Without omitting anything, retype the data that follows.

## begin Input for this task

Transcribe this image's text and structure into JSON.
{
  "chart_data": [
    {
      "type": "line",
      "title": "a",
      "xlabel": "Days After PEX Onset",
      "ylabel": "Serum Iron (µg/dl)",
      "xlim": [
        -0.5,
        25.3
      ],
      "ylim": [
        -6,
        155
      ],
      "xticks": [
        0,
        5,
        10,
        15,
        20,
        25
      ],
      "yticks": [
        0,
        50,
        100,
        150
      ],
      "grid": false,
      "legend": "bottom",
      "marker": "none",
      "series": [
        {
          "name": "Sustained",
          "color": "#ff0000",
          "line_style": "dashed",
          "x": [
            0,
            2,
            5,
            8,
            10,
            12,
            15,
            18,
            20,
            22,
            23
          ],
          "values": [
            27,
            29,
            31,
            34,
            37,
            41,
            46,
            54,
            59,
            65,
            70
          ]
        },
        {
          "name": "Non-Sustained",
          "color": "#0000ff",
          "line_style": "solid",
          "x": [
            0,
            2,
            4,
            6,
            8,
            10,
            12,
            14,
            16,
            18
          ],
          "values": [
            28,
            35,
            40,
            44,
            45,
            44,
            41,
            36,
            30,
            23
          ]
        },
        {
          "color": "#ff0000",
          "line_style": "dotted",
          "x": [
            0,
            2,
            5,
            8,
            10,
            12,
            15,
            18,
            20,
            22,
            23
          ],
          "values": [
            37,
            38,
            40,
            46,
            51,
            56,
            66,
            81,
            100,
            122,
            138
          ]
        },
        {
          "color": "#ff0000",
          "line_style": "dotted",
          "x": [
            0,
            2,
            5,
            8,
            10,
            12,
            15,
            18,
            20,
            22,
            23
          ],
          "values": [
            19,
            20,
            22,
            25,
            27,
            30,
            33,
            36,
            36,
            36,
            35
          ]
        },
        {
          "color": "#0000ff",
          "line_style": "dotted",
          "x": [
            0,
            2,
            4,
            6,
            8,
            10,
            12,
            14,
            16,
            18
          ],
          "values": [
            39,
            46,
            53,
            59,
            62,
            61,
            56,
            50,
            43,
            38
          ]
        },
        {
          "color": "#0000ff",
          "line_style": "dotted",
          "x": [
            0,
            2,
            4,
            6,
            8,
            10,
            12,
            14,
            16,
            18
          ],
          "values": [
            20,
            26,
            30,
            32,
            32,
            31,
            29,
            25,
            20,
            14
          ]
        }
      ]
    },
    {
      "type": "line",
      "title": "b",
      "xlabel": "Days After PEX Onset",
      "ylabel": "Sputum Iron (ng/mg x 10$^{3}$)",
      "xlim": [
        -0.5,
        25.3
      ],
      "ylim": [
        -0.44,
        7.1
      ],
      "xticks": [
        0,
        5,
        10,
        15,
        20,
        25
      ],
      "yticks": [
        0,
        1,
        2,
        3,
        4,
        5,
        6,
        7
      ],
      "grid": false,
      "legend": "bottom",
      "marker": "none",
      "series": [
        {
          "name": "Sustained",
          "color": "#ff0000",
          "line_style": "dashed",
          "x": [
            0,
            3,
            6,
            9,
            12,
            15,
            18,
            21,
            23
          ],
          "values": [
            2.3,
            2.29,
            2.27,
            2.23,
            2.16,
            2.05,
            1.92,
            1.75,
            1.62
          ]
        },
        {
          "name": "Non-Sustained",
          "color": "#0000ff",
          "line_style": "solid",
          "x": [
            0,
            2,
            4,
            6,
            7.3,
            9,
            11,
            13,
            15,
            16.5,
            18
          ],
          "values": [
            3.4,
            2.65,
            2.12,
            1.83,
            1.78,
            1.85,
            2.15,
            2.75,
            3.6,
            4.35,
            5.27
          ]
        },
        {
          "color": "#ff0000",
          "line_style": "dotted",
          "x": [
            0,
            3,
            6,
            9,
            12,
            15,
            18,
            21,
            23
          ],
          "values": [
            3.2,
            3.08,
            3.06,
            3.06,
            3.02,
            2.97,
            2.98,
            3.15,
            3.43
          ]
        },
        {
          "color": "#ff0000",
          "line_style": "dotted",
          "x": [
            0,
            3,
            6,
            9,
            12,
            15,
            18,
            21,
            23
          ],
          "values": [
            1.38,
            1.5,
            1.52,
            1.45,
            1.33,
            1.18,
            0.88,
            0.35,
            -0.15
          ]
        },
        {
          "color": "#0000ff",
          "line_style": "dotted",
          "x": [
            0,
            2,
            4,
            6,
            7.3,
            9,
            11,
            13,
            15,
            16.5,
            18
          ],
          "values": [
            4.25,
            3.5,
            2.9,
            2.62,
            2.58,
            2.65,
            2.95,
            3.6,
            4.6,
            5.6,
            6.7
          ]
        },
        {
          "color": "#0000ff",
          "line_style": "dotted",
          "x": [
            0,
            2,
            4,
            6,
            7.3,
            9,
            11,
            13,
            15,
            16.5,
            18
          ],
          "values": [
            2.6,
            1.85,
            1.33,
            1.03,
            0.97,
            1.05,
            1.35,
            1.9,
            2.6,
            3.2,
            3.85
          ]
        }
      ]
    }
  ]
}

## end Input for this task

◆ Full answer:
Transcribe this image's text and structure into JSON.
{
  "chart_data": [
    {
      "type": "line",
      "title": "a",
      "xlabel": "Days After PEX Onset",
      "ylabel": "Serum Iron (µg/dl)",
      "xlim": [
        -0.5,
        25.3
      ],
      "ylim": [
        -6,
        155
      ],
      "xticks": [
        0,
        5,
        10,
        15,
        20,
        25
      ],
      "yticks": [
        0,
        50,
        100,
        150
      ],
      "grid": false,
      "legend": "bottom",
      "marker": "none",
      "series": [
        {
          "name": "Sustained",
          "color": "#ff0000",
          "line_style": "dashed",
          "x": [
            0,
            2,
            5,
            8,
            10,
            12,
            15,
            18,
            20,
            22,
            23
          ],
          "values": [
            27,
            29,
            31,
            34,
            37,
            41,
            46,
            54,
            59,
            65,
            70
          ]
        },
        {
          "name": "Non-Sustained",
          "color": "#0000ff",
          "line_style": "solid",
          "x": [
            0,
            2,
            4,
            6,
            8,
            10,
            12,
            14,
            16,
            18
          ],
          "values": [
            28,
            35,
            40,
            44,
            45,
            44,
            41,
            36,
            30,
            23
          ]
        },
        {
          "color": "#ff0000",
          "line_style": "dotted",
          "x": [
            0,
            2,
            5,
            8,
            10,
            12,
            15,
            18,
            20,
            22,
            23
          ],
          "values": [
            37,
            38,
            40,
            46,
            51,
            56,
            66,
            81,
            100,
            122,
            138
          ]
        },
        {
          "color": "#ff0000",
          "line_style": "dotted",
          "x": [
            0,
            2,
            5,
            8,
            10,
            12,
            15,
            18,
            20,
            22,
            23
          ],
          "values": [
            19,
            20,
            22,
            25,
            27,
            30,
            33,
            36,
            36,
            36,
            35
          ]
        },
        {
          "color": "#0000ff",
          "line_style": "dotted",
          "x": [
            0,
            2,
            4,
            6,
            8,
            10,
            12,
            14,
            16,
            18
          ],
          "values": [
            39,
            46,
            53,
            59,
            62,
            61,
            56,
            50,
            43,
            38
          ]
        },
        {
          "color": "#0000ff",
          "line_style": "dotted",
          "x": [
            0,
            2,
            4,
            6,
            8,
            10,
            12,
            14,
            16,
            18
          ],
          "values": [
            20,
            26,
            30,
            32,
            32,
            31,
            29,
            25,
            20,
            14
          ]
        }
      ]
    },
    {
      "type": "line",
      "title": "b",
      "xlabel": "Days After PEX Onset",
      "ylabel": "Sputum Iron (ng/mg x 10$^{3}$)",
      "xlim": [
        -0.5,
        25.3
      ],
      "ylim": [
        -0.44,
        7.1
      ],
      "xticks": [
        0,
        5,
        10,
        15,
        20,
        25
      ],
      "yticks": [
        0,
        1,
        2,
        3,
        4,
        5,
        6,
        7
      ],
      "grid": false,
      "legend": "bottom",
      "marker": "none",
      "series": [
        {
          "name": "Sustained",
          "color": "#ff0000",
          "line_style": "dashed",
          "x": [
            0,
            3,
            6,
            9,
            12,
            15,
            18,
            21,
            23
          ],
          "values": [
            2.3,
            2.29,
            2.27,
            2.23,
            2.16,
            2.05,
            1.92,
            1.75,
            1.62
          ]
        },
        {
          "name": "Non-Sustained",
          "color": "#0000ff",
          "line_style": "solid",
          "x": [
            0,
            2,
            4,
            6,
            7.3,
            9,
            11,
            13,
            15,
            16.5,
            18
          ],
          "values": [
            3.4,
            2.65,
            2.12,
            1.83,
            1.78,
            1.85,
            2.15,
            2.75,
            3.6,
            4.35,
            5.27
          ]
        },
        {
          "color": "#ff0000",
          "line_style": "dotted",
          "x": [
            0,
            3,
            6,
            9,
            12,
            15,
            18,
            21,
            23
          ],
          "values": [
            3.2,
            3.08,
            3.06,
            3.06,
            3.02,
            2.97,
            2.98,
            3.15,
            3.43
          ]
        },
        {
          "color": "#ff0000",
          "line_style": "dotted",
          "x": [
            0,
            3,
            6,
            9,
            12,
            15,
            18,
            21,
            23
          ],
          "values": [
            1.38,
            1.5,
            1.52,
            1.45,
            1.33,
            1.18,
            0.88,
            0.35,
            -0.15
          ]
        },
        {
          "color": "#0000ff",
          "line_style": "dotted",
          "x": [
            0,
            2,
            4,
            6,
            7.3,
            9,
            11,
            13,
            15,
            16.5,
            18
          ],
          "values": [
            4.25,
            3.5,
            2.9,
            2.62,
            2.58,
            2.65,
            2.95,
            3.6,
            4.6,
            5.6,
            6.7
          ]
        },
        {
          "color": "#0000ff",
          "line_style": "dotted",
          "x": [
            0,
            2,
            4,
            6,
            7.3,
            9,
            11,
            13,
            15,
            16.5,
            18
          ],
          "values": [
            2.6,
            1.85,
            1.33,
            1.03,
            0.97,
            1.05,
            1.35,
            1.9,
            2.6,
            3.2,
            3.85
          ]
        }
      ]
    }
  ]
}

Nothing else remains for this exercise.